Source records:

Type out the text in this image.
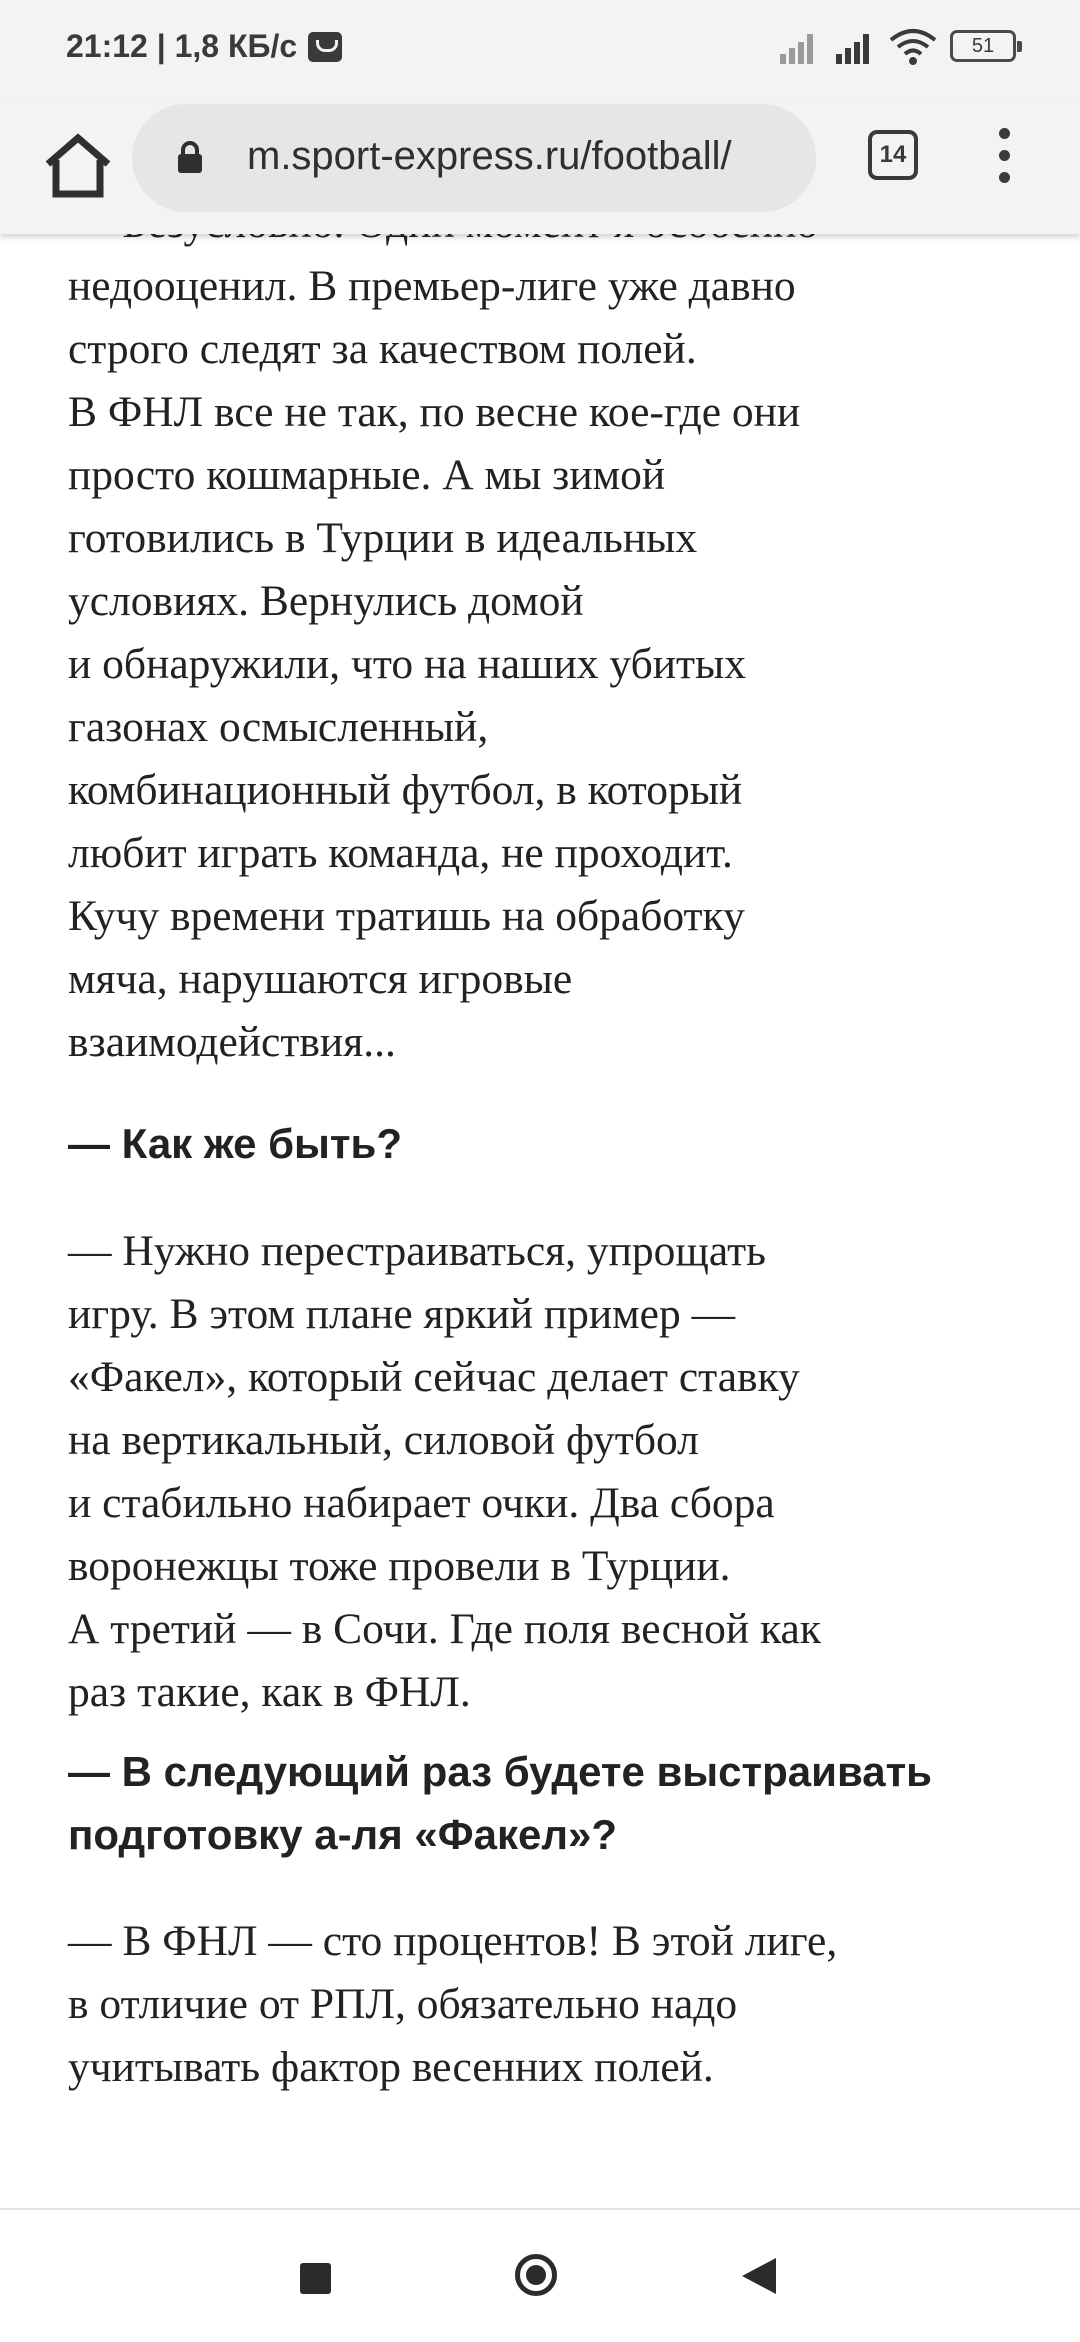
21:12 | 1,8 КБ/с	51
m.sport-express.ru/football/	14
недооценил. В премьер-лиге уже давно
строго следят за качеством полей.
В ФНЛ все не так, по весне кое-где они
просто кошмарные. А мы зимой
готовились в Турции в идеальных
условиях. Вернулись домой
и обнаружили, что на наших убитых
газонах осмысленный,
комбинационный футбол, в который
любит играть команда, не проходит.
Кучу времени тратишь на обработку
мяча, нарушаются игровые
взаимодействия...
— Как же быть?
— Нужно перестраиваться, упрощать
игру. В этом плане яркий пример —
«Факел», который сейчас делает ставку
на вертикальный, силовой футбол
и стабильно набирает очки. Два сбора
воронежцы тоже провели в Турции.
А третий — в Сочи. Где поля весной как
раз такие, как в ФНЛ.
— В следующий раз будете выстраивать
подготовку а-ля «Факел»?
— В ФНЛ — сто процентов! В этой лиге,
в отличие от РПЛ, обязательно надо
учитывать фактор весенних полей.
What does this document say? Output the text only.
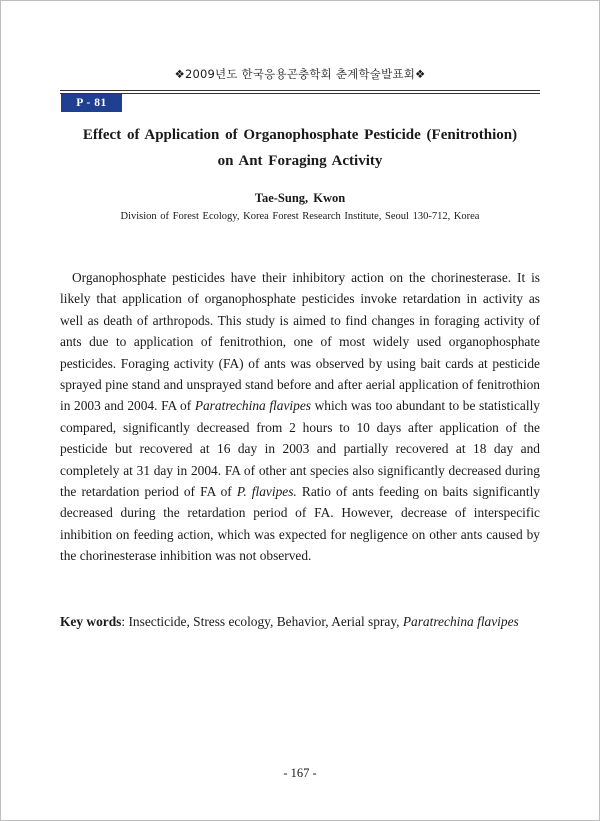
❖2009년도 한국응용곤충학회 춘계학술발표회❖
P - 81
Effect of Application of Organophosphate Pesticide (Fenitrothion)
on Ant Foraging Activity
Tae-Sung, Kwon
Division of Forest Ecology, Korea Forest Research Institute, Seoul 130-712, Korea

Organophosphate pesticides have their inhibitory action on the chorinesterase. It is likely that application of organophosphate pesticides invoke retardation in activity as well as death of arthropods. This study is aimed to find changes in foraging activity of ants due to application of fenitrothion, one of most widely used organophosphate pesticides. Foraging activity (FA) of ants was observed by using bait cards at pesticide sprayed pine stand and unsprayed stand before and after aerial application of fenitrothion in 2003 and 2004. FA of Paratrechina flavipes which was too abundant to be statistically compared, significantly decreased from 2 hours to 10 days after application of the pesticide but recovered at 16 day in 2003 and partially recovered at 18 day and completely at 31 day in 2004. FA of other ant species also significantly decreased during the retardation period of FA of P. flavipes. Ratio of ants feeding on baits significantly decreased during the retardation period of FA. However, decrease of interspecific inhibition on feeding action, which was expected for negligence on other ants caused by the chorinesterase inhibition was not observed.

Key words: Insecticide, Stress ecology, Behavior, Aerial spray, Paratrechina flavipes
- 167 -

The task:
Return the material exactly as given, apart from the pictures.

Response:
Type out the text in this image.
21:12 | 1,8 КБ/с	51
m.sport-express.ru/football/	14
недооценил. В премьер-лиге уже давно
строго следят за качеством полей.
В ФНЛ все не так, по весне кое-где они
просто кошмарные. А мы зимой
готовились в Турции в идеальных
условиях. Вернулись домой
и обнаружили, что на наших убитых
газонах осмысленный,
комбинационный футбол, в который
любит играть команда, не проходит.
Кучу времени тратишь на обработку
мяча, нарушаются игровые
взаимодействия...
— Как же быть?
— Нужно перестраиваться, упрощать
игру. В этом плане яркий пример —
«Факел», который сейчас делает ставку
на вертикальный, силовой футбол
и стабильно набирает очки. Два сбора
воронежцы тоже провели в Турции.
А третий — в Сочи. Где поля весной как
раз такие, как в ФНЛ.
— В следующий раз будете выстраивать
подготовку а-ля «Факел»?
— В ФНЛ — сто процентов! В этой лиге,
в отличие от РПЛ, обязательно надо
учитывать фактор весенних полей.
What does this document say? Output the text only.
❖2009년도 한국응용곤충학회 춘계학술발표회❖
P - 81
Effect of Application of Organophosphate Pesticide (Fenitrothion)
on Ant Foraging Activity
Tae-Sung, Kwon
Division of Forest Ecology, Korea Forest Research Institute, Seoul 130-712, Korea

Organophosphate pesticides have their inhibitory action on the chorinesterase. It is likely that application of organophosphate pesticides invoke retardation in activity as well as death of arthropods. This study is aimed to find changes in foraging activity of ants due to application of fenitrothion, one of most widely used organophosphate pesticides. Foraging activity (FA) of ants was observed by using bait cards at pesticide sprayed pine stand and unsprayed stand before and after aerial application of fenitrothion in 2003 and 2004. FA of Paratrechina flavipes which was too abundant to be statistically compared, significantly decreased from 2 hours to 10 days after application of the pesticide but recovered at 16 day in 2003 and partially recovered at 18 day and completely at 31 day in 2004. FA of other ant species also significantly decreased during the retardation period of FA of P. flavipes. Ratio of ants feeding on baits significantly decreased during the retardation period of FA. However, decrease of interspecific inhibition on feeding action, which was expected for negligence on other ants caused by the chorinesterase inhibition was not observed.

Key words: Insecticide, Stress ecology, Behavior, Aerial spray, Paratrechina flavipes
- 167 -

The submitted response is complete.